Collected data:
• • • •

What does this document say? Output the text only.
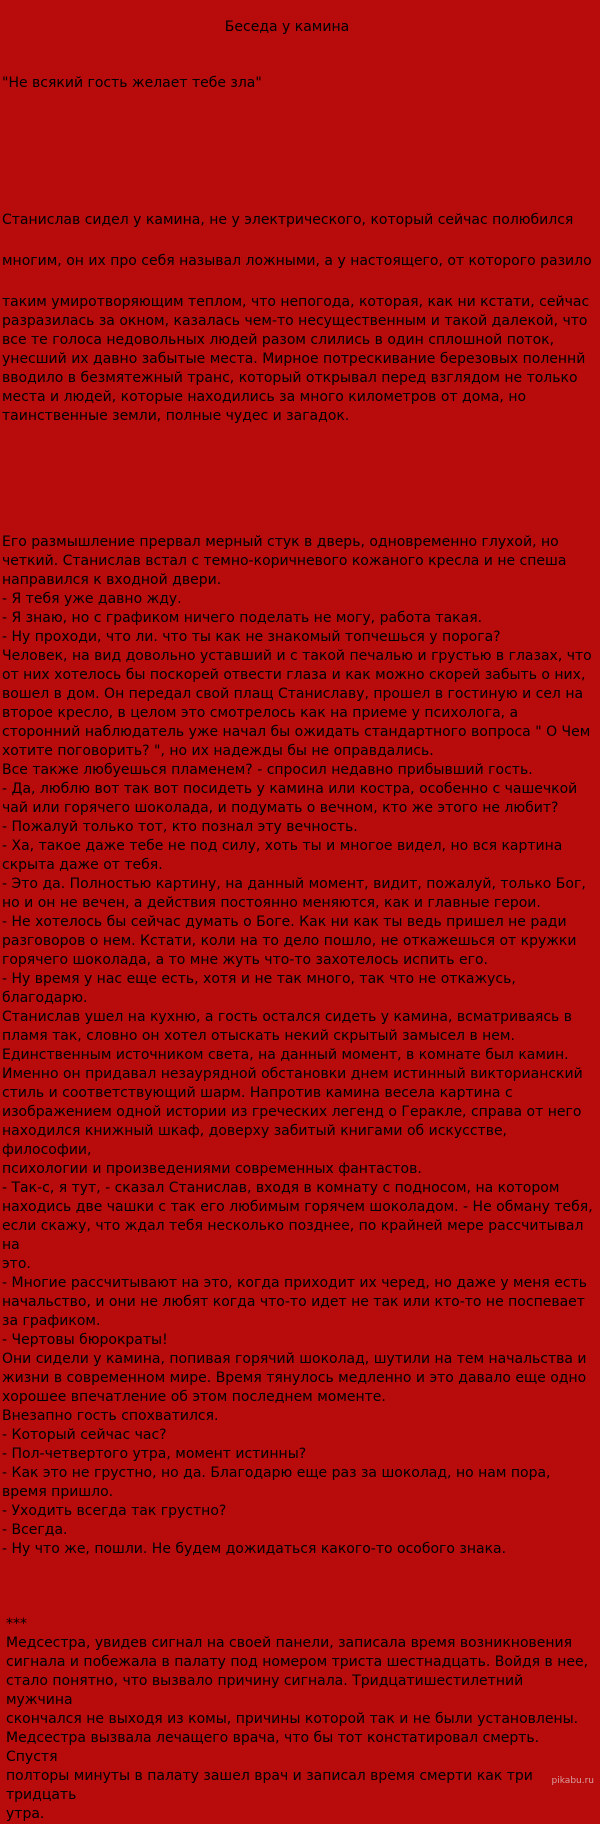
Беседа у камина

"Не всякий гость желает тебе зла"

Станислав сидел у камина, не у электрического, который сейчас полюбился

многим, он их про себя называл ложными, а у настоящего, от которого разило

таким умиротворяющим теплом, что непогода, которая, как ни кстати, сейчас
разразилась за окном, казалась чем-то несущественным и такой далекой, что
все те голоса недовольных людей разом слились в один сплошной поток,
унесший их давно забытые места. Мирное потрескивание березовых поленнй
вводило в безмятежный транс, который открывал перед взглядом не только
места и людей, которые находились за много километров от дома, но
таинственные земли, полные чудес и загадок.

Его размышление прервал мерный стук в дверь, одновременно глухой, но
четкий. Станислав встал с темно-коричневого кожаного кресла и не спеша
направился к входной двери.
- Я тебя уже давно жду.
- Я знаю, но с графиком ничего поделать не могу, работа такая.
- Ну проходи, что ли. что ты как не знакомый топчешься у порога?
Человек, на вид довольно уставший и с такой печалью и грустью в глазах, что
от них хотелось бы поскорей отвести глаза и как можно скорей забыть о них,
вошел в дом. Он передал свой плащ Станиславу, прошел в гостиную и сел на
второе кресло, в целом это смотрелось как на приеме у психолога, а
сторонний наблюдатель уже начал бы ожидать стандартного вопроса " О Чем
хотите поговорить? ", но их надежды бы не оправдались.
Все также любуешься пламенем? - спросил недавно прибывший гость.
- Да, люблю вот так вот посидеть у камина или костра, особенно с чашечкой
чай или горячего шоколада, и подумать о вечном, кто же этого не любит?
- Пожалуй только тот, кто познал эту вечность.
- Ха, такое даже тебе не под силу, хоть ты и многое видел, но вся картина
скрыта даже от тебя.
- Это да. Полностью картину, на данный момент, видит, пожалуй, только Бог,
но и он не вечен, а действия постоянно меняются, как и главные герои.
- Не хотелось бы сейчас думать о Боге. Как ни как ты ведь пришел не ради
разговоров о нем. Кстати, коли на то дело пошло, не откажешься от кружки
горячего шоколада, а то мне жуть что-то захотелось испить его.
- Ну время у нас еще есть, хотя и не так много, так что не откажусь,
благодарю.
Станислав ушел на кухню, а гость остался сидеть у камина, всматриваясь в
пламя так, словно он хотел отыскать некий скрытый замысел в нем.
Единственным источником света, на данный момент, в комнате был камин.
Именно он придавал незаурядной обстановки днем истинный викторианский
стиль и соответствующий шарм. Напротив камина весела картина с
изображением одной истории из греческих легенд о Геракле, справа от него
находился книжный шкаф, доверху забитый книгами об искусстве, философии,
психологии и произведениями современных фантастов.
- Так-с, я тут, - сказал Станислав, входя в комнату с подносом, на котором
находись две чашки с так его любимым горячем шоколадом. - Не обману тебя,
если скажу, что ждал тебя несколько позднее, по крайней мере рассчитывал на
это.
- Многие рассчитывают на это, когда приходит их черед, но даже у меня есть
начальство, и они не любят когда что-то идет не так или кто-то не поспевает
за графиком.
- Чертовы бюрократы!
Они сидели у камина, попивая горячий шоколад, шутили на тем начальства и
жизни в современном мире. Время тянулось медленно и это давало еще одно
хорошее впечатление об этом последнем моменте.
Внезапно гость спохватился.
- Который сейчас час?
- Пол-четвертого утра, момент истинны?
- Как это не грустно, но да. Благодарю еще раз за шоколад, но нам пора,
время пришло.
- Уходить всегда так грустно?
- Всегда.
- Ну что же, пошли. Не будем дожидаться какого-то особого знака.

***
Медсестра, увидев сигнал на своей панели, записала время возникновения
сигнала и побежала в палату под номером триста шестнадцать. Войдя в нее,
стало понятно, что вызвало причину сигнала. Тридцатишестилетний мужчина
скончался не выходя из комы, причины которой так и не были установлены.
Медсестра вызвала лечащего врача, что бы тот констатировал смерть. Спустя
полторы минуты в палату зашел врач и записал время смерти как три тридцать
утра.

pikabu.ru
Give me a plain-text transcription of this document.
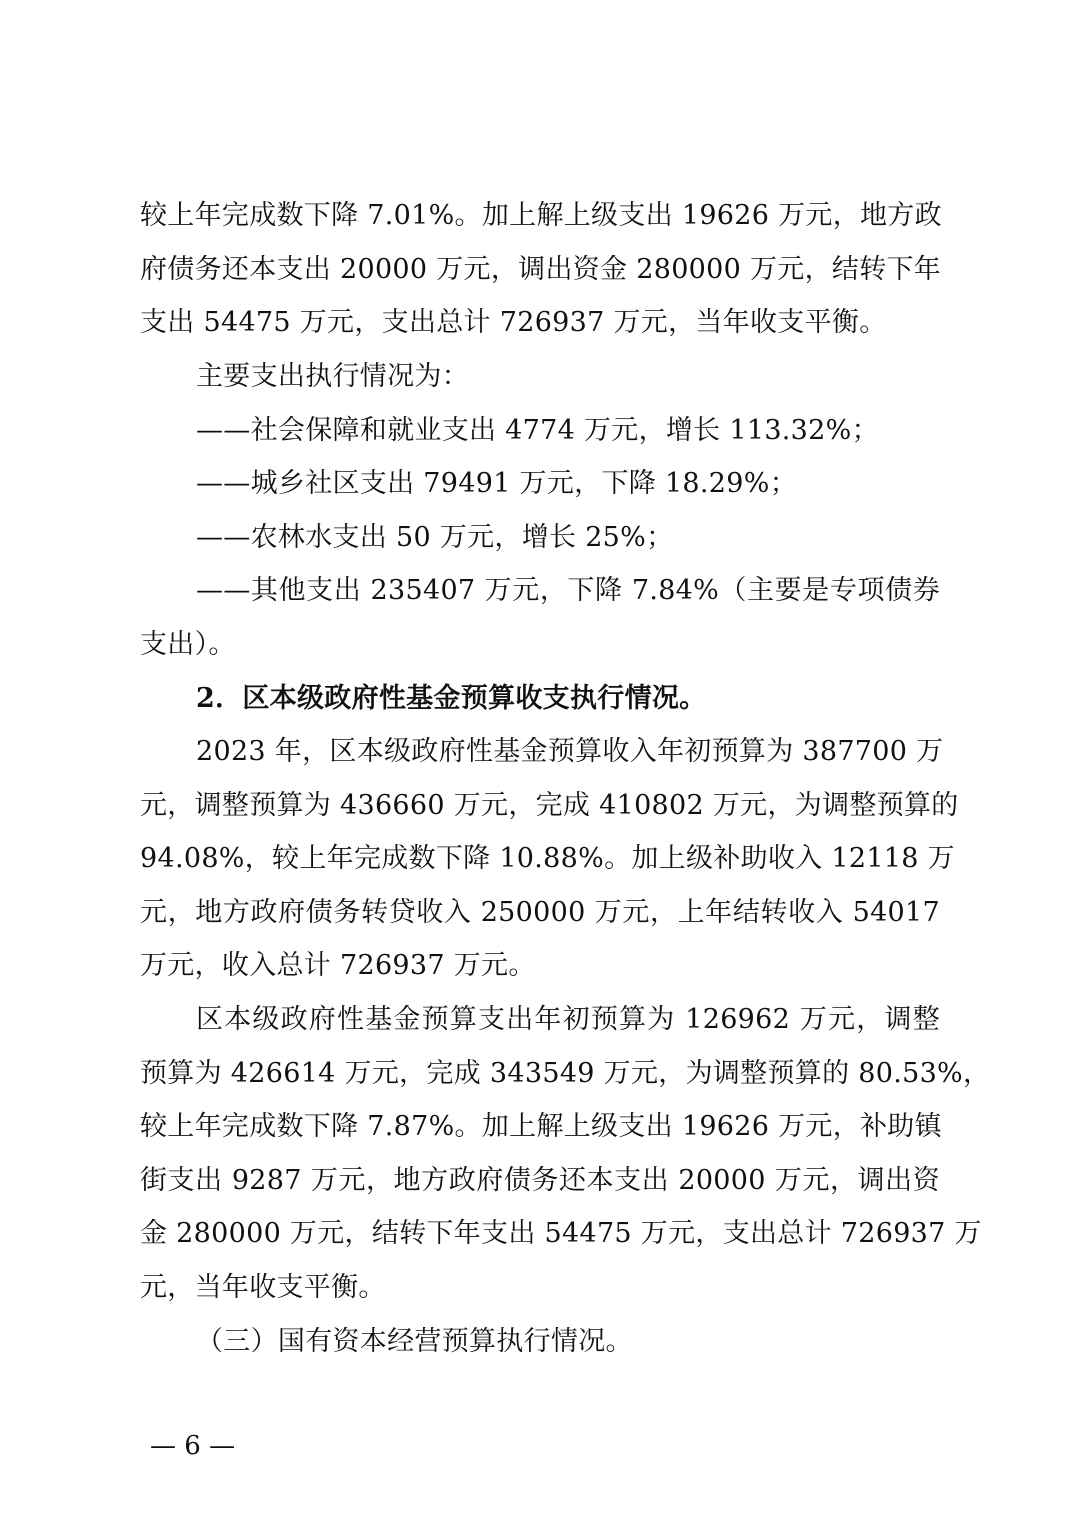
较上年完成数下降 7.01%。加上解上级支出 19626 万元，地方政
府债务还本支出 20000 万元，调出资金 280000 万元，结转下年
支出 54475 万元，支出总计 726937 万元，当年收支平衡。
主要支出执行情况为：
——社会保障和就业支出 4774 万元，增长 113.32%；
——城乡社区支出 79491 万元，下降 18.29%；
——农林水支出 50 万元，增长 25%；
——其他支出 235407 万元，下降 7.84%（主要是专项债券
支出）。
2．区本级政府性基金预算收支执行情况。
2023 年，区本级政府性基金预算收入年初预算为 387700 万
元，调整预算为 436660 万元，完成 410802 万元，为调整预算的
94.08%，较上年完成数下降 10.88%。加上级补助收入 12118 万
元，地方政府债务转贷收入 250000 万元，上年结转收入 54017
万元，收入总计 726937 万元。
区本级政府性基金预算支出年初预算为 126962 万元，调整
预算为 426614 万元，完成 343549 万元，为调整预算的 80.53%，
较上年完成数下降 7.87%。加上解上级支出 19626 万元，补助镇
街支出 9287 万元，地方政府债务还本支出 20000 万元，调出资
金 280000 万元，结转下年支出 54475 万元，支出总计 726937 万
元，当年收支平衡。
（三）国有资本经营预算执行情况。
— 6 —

• • • •

### YOUR INSTRUCTIONS
Copy out all the records exactly, excluding pictures.

### ANSWER TO THE EXERCISE
What does this document say? Output the text only.
Беседа у камина

"Не всякий гость желает тебе зла"

Станислав сидел у камина, не у электрического, который сейчас полюбился

многим, он их про себя называл ложными, а у настоящего, от которого разило

таким умиротворяющим теплом, что непогода, которая, как ни кстати, сейчас
разразилась за окном, казалась чем-то несущественным и такой далекой, что
все те голоса недовольных людей разом слились в один сплошной поток,
унесший их давно забытые места. Мирное потрескивание березовых поленнй
вводило в безмятежный транс, который открывал перед взглядом не только
места и людей, которые находились за много километров от дома, но
таинственные земли, полные чудес и загадок.

Его размышление прервал мерный стук в дверь, одновременно глухой, но
четкий. Станислав встал с темно-коричневого кожаного кресла и не спеша
направился к входной двери.
- Я тебя уже давно жду.
- Я знаю, но с графиком ничего поделать не могу, работа такая.
- Ну проходи, что ли. что ты как не знакомый топчешься у порога?
Человек, на вид довольно уставший и с такой печалью и грустью в глазах, что
от них хотелось бы поскорей отвести глаза и как можно скорей забыть о них,
вошел в дом. Он передал свой плащ Станиславу, прошел в гостиную и сел на
второе кресло, в целом это смотрелось как на приеме у психолога, а
сторонний наблюдатель уже начал бы ожидать стандартного вопроса " О Чем
хотите поговорить? ", но их надежды бы не оправдались.
Все также любуешься пламенем? - спросил недавно прибывший гость.
- Да, люблю вот так вот посидеть у камина или костра, особенно с чашечкой
чай или горячего шоколада, и подумать о вечном, кто же этого не любит?
- Пожалуй только тот, кто познал эту вечность.
- Ха, такое даже тебе не под силу, хоть ты и многое видел, но вся картина
скрыта даже от тебя.
- Это да. Полностью картину, на данный момент, видит, пожалуй, только Бог,
но и он не вечен, а действия постоянно меняются, как и главные герои.
- Не хотелось бы сейчас думать о Боге. Как ни как ты ведь пришел не ради
разговоров о нем. Кстати, коли на то дело пошло, не откажешься от кружки
горячего шоколада, а то мне жуть что-то захотелось испить его.
- Ну время у нас еще есть, хотя и не так много, так что не откажусь,
благодарю.
Станислав ушел на кухню, а гость остался сидеть у камина, всматриваясь в
пламя так, словно он хотел отыскать некий скрытый замысел в нем.
Единственным источником света, на данный момент, в комнате был камин.
Именно он придавал незаурядной обстановки днем истинный викторианский
стиль и соответствующий шарм. Напротив камина весела картина с
изображением одной истории из греческих легенд о Геракле, справа от него
находился книжный шкаф, доверху забитый книгами об искусстве, философии,
психологии и произведениями современных фантастов.
- Так-с, я тут, - сказал Станислав, входя в комнату с подносом, на котором
находись две чашки с так его любимым горячем шоколадом. - Не обману тебя,
если скажу, что ждал тебя несколько позднее, по крайней мере рассчитывал на
это.
- Многие рассчитывают на это, когда приходит их черед, но даже у меня есть
начальство, и они не любят когда что-то идет не так или кто-то не поспевает
за графиком.
- Чертовы бюрократы!
Они сидели у камина, попивая горячий шоколад, шутили на тем начальства и
жизни в современном мире. Время тянулось медленно и это давало еще одно
хорошее впечатление об этом последнем моменте.
Внезапно гость спохватился.
- Который сейчас час?
- Пол-четвертого утра, момент истинны?
- Как это не грустно, но да. Благодарю еще раз за шоколад, но нам пора,
время пришло.
- Уходить всегда так грустно?
- Всегда.
- Ну что же, пошли. Не будем дожидаться какого-то особого знака.

***
Медсестра, увидев сигнал на своей панели, записала время возникновения
сигнала и побежала в палату под номером триста шестнадцать. Войдя в нее,
стало понятно, что вызвало причину сигнала. Тридцатишестилетний мужчина
скончался не выходя из комы, причины которой так и не были установлены.
Медсестра вызвала лечащего врача, что бы тот констатировал смерть. Спустя
полторы минуты в палату зашел врач и записал время смерти как три тридцать
утра.

pikabu.ru
Give me a plain-text transcription of this document.
较上年完成数下降 7.01%。加上解上级支出 19626 万元，地方政
府债务还本支出 20000 万元，调出资金 280000 万元，结转下年
支出 54475 万元，支出总计 726937 万元，当年收支平衡。
主要支出执行情况为：
——社会保障和就业支出 4774 万元，增长 113.32%；
——城乡社区支出 79491 万元，下降 18.29%；
——农林水支出 50 万元，增长 25%；
——其他支出 235407 万元，下降 7.84%（主要是专项债券
支出）。
2．区本级政府性基金预算收支执行情况。
2023 年，区本级政府性基金预算收入年初预算为 387700 万
元，调整预算为 436660 万元，完成 410802 万元，为调整预算的
94.08%，较上年完成数下降 10.88%。加上级补助收入 12118 万
元，地方政府债务转贷收入 250000 万元，上年结转收入 54017
万元，收入总计 726937 万元。
区本级政府性基金预算支出年初预算为 126962 万元，调整
预算为 426614 万元，完成 343549 万元，为调整预算的 80.53%，
较上年完成数下降 7.87%。加上解上级支出 19626 万元，补助镇
街支出 9287 万元，地方政府债务还本支出 20000 万元，调出资
金 280000 万元，结转下年支出 54475 万元，支出总计 726937 万
元，当年收支平衡。
（三）国有资本经营预算执行情况。
— 6 —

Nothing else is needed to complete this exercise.